● What you will do:
Filter the data for lines with the word "Brown", then copy every line so identified.

Dataset listings of figures
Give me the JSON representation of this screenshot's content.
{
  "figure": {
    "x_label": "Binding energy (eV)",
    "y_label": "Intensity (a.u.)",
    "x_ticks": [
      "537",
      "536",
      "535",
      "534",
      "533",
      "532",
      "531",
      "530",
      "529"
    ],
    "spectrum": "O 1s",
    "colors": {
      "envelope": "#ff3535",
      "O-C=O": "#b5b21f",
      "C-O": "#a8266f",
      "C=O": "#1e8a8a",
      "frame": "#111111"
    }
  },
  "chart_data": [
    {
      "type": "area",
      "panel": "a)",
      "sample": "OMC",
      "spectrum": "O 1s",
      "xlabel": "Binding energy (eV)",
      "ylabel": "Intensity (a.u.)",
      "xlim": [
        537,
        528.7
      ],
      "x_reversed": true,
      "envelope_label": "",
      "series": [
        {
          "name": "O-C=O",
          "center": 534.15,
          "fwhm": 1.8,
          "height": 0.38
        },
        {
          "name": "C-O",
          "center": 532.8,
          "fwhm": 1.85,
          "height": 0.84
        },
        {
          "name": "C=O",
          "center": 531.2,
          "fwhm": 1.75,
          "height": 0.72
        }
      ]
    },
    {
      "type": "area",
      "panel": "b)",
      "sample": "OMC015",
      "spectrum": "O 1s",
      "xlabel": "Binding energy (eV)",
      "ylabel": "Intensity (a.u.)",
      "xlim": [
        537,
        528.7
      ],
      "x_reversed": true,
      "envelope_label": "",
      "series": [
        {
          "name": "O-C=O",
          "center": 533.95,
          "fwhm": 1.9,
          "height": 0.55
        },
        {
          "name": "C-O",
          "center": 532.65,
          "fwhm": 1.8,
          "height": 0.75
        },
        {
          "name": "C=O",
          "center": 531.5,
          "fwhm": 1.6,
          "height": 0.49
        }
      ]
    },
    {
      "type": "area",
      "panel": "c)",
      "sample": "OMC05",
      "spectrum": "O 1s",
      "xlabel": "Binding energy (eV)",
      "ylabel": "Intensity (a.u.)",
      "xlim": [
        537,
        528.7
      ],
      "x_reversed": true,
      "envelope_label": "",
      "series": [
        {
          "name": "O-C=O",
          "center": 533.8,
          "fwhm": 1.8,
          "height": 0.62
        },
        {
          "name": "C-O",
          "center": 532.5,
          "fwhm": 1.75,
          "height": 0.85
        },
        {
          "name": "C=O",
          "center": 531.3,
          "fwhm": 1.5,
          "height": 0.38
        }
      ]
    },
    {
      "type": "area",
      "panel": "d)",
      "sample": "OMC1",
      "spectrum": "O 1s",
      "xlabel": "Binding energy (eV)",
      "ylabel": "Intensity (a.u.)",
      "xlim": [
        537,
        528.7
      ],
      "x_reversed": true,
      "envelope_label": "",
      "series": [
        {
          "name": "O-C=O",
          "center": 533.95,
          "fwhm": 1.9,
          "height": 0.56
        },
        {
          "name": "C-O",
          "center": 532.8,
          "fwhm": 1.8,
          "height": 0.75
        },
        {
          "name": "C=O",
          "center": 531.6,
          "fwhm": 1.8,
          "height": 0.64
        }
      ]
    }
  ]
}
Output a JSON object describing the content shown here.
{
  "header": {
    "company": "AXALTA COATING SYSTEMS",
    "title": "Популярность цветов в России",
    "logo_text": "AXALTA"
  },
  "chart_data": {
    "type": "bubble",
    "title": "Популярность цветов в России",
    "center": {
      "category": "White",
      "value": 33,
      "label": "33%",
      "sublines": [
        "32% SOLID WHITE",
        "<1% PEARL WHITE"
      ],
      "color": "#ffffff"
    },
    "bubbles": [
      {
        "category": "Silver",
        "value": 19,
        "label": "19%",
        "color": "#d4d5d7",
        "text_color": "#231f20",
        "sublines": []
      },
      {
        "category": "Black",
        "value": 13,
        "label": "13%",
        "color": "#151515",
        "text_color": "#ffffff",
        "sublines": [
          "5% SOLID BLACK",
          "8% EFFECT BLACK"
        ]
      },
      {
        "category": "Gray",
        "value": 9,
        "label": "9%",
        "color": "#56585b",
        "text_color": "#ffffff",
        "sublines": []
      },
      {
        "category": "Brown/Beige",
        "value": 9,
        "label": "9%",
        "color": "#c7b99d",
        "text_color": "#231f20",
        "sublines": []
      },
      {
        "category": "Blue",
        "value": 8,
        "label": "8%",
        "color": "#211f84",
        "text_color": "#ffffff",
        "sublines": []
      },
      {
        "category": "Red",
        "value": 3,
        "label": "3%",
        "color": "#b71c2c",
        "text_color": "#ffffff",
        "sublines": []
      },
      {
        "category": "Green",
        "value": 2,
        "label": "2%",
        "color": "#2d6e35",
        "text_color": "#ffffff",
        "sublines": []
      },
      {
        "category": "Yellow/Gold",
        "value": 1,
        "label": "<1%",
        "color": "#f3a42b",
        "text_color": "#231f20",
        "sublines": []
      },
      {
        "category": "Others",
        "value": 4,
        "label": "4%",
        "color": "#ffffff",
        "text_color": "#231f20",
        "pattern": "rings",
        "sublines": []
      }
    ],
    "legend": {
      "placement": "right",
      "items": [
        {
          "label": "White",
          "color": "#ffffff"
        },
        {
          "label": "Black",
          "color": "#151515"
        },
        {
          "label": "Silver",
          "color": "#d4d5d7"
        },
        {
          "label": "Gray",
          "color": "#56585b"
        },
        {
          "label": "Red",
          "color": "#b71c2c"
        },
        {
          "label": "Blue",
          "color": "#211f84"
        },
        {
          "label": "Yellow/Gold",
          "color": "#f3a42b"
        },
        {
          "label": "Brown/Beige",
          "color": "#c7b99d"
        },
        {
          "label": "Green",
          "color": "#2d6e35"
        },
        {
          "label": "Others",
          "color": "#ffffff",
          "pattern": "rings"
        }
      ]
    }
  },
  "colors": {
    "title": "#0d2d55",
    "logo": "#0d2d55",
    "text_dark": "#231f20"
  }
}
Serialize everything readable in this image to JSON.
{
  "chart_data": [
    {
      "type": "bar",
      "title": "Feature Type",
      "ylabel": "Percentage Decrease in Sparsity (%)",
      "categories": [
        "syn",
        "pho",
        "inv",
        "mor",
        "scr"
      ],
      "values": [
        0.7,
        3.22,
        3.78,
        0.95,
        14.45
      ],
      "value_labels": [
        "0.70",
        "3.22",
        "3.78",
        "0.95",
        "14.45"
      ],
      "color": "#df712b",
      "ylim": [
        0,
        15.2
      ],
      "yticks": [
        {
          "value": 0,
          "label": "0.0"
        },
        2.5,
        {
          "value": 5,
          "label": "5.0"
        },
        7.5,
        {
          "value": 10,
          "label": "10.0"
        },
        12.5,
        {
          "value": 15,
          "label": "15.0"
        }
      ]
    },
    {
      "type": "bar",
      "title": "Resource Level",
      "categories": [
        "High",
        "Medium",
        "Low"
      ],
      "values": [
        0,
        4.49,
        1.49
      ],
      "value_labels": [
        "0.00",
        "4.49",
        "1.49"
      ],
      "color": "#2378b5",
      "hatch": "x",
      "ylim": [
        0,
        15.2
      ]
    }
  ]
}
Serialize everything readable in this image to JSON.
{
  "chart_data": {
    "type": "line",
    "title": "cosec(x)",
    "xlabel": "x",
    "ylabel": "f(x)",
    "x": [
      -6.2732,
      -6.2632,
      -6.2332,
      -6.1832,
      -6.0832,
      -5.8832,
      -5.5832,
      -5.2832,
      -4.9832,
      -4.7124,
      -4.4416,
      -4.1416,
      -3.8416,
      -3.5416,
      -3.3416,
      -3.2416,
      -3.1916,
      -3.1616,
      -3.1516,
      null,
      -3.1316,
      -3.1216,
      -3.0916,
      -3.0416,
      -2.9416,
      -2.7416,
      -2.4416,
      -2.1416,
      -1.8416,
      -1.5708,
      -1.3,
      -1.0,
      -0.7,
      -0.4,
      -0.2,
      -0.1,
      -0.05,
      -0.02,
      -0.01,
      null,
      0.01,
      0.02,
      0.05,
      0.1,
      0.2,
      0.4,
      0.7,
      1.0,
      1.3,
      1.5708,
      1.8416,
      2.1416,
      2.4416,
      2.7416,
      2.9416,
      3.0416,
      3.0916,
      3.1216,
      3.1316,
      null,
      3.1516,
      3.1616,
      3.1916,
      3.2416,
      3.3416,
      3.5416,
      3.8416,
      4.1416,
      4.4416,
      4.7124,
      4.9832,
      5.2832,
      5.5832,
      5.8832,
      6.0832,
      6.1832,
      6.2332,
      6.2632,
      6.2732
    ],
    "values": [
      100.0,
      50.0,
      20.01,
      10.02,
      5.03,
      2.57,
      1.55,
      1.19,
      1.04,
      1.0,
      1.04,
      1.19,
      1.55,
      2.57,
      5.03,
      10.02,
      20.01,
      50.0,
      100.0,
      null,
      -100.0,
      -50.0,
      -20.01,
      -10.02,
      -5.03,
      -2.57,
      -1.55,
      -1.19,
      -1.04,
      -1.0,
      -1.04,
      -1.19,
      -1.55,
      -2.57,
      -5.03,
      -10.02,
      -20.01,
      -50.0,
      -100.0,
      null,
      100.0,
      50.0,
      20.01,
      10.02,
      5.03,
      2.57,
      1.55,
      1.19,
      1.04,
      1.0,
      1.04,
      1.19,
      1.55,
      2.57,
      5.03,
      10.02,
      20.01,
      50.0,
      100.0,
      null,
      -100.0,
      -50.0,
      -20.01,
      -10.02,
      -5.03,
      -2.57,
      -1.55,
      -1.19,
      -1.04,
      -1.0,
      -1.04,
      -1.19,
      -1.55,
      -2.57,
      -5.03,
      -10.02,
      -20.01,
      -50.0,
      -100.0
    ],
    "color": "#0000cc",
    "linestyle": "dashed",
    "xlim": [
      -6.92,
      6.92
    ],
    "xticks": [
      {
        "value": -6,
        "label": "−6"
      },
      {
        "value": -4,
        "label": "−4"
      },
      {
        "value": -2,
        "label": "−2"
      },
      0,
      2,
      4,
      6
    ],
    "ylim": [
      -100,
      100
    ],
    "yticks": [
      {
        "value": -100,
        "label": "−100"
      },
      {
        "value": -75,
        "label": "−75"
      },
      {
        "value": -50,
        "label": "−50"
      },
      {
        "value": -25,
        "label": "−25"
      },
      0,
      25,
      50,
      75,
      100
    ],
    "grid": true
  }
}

● Answer to the task:
        "category": "Brown/Beige",
          "label": "Brown/Beige",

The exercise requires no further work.